## BEGIN Given entries

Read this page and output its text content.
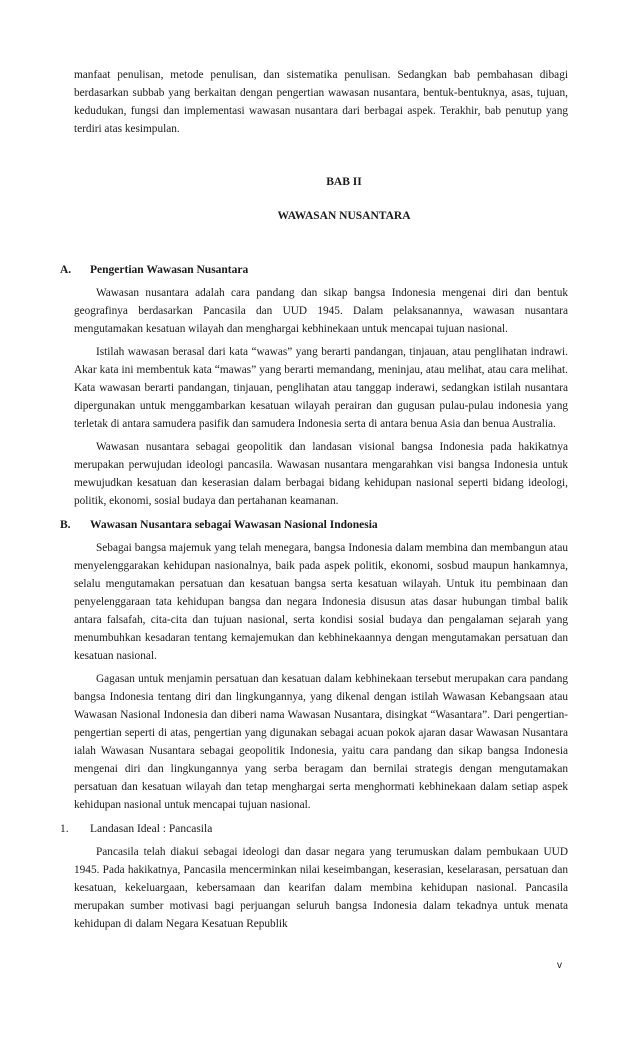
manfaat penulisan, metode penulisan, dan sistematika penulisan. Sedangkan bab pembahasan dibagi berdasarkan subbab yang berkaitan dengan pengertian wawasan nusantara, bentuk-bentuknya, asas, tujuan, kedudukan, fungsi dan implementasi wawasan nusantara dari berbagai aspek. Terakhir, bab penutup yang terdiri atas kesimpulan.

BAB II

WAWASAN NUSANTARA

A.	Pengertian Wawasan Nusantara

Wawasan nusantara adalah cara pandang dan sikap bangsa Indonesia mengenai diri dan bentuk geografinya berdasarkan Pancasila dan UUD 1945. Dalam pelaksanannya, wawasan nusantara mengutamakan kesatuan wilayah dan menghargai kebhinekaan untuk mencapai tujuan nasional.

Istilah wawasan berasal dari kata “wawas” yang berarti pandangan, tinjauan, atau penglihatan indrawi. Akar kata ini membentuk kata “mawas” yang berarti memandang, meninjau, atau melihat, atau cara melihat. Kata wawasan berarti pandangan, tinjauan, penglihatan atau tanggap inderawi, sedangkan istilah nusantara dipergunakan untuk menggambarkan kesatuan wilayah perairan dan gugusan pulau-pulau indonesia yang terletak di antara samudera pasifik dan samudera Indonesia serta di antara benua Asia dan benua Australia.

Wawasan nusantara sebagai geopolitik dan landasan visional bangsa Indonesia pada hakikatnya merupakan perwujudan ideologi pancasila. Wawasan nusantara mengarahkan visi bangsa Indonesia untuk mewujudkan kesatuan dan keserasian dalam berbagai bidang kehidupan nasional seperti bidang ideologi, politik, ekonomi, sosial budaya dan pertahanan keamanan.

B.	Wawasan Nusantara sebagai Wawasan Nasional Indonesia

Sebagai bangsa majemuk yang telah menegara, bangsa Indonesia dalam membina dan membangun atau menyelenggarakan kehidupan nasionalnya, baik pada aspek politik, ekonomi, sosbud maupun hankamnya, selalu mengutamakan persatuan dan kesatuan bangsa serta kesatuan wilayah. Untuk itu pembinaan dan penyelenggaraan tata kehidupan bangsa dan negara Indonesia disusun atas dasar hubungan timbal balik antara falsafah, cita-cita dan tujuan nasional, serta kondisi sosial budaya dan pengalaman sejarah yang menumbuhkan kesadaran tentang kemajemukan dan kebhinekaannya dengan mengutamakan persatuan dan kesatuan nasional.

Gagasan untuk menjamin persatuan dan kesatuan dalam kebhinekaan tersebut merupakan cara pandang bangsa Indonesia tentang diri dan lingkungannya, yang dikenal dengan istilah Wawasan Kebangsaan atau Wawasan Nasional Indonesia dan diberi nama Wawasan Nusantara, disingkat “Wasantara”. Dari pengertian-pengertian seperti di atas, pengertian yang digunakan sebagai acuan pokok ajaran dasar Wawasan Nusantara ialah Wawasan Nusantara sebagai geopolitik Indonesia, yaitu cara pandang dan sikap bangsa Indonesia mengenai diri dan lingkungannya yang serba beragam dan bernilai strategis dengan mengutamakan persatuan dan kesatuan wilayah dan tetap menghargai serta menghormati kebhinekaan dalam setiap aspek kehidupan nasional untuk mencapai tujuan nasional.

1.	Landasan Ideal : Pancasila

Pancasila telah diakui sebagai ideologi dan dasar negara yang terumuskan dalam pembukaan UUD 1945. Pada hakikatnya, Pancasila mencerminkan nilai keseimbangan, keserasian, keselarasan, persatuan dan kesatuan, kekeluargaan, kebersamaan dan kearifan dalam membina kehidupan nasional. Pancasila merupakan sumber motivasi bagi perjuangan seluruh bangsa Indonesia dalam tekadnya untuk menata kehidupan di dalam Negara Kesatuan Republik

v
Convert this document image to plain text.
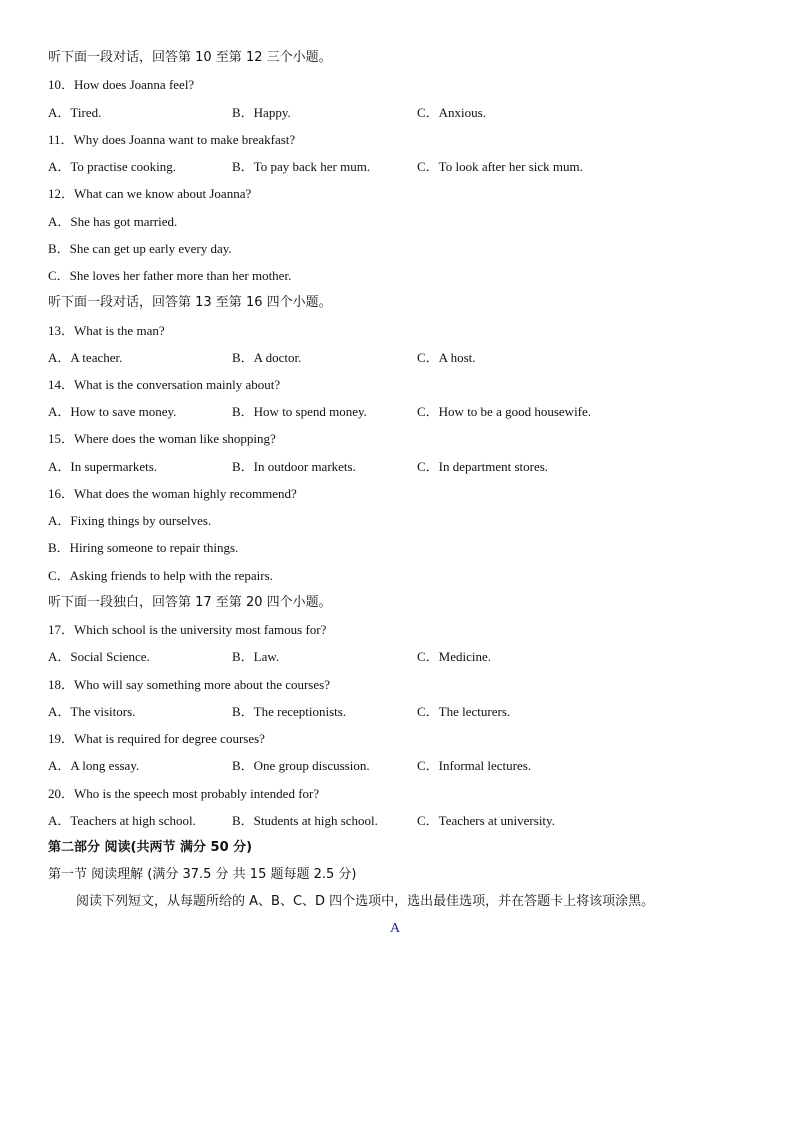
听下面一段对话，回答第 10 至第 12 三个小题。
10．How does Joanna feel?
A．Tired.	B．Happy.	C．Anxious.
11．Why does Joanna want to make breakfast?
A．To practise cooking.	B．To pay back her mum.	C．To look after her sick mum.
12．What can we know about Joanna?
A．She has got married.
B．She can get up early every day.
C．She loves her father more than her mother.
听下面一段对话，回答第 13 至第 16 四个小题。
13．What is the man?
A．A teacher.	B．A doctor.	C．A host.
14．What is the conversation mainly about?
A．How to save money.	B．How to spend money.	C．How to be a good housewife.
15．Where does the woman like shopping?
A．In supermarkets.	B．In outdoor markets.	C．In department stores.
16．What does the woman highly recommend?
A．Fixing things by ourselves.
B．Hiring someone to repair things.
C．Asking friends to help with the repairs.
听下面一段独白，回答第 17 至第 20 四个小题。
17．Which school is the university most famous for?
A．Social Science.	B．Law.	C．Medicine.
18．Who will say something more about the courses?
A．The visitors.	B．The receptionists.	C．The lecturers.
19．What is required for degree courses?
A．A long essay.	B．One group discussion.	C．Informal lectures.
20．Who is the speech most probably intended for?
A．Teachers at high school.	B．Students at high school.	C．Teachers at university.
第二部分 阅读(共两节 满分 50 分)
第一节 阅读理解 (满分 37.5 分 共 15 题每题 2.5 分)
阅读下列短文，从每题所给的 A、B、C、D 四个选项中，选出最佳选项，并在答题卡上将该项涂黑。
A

## END Given entries

**Work instructions**
Search the data for "atau" and list every line in which it occurs.

**Response to the exercise**
Istilah wawasan berasal dari kata “wawas” yang berarti pandangan, tinjauan, atau penglihatan indrawi. Akar kata ini membentuk kata “mawas” yang berarti memandang, meninjau, atau melihat, atau cara melihat. Kata wawasan berarti pandangan, tinjauan, penglihatan atau tanggap inderawi, sedangkan istilah nusantara dipergunakan untuk menggambarkan kesatuan wilayah perairan dan gugusan pulau-pulau indonesia yang terletak di antara samudera pasifik dan samudera Indonesia serta di antara benua Asia dan benua Australia.
Sebagai bangsa majemuk yang telah menegara, bangsa Indonesia dalam membina dan membangun atau menyelenggarakan kehidupan nasionalnya, baik pada aspek politik, ekonomi, sosbud maupun hankamnya, selalu mengutamakan persatuan dan kesatuan bangsa serta kesatuan wilayah. Untuk itu pembinaan dan penyelenggaraan tata kehidupan bangsa dan negara Indonesia disusun atas dasar hubungan timbal balik antara falsafah, cita-cita dan tujuan nasional, serta kondisi sosial budaya dan pengalaman sejarah yang menumbuhkan kesadaran tentang kemajemukan dan kebhinekaannya dengan mengutamakan persatuan dan kesatuan nasional.
Gagasan untuk menjamin persatuan dan kesatuan dalam kebhinekaan tersebut merupakan cara pandang bangsa Indonesia tentang diri dan lingkungannya, yang dikenal dengan istilah Wawasan Kebangsaan atau Wawasan Nasional Indonesia dan diberi nama Wawasan Nusantara, disingkat “Wasantara”. Dari pengertian-pengertian seperti di atas, pengertian yang digunakan sebagai acuan pokok ajaran dasar Wawasan Nusantara ialah Wawasan Nusantara sebagai geopolitik Indonesia, yaitu cara pandang dan sikap bangsa Indonesia mengenai diri dan lingkungannya yang serba beragam dan bernilai strategis dengan mengutamakan persatuan dan kesatuan wilayah dan tetap menghargai serta menghormati kebhinekaan dalam setiap aspek kehidupan nasional untuk mencapai tujuan nasional.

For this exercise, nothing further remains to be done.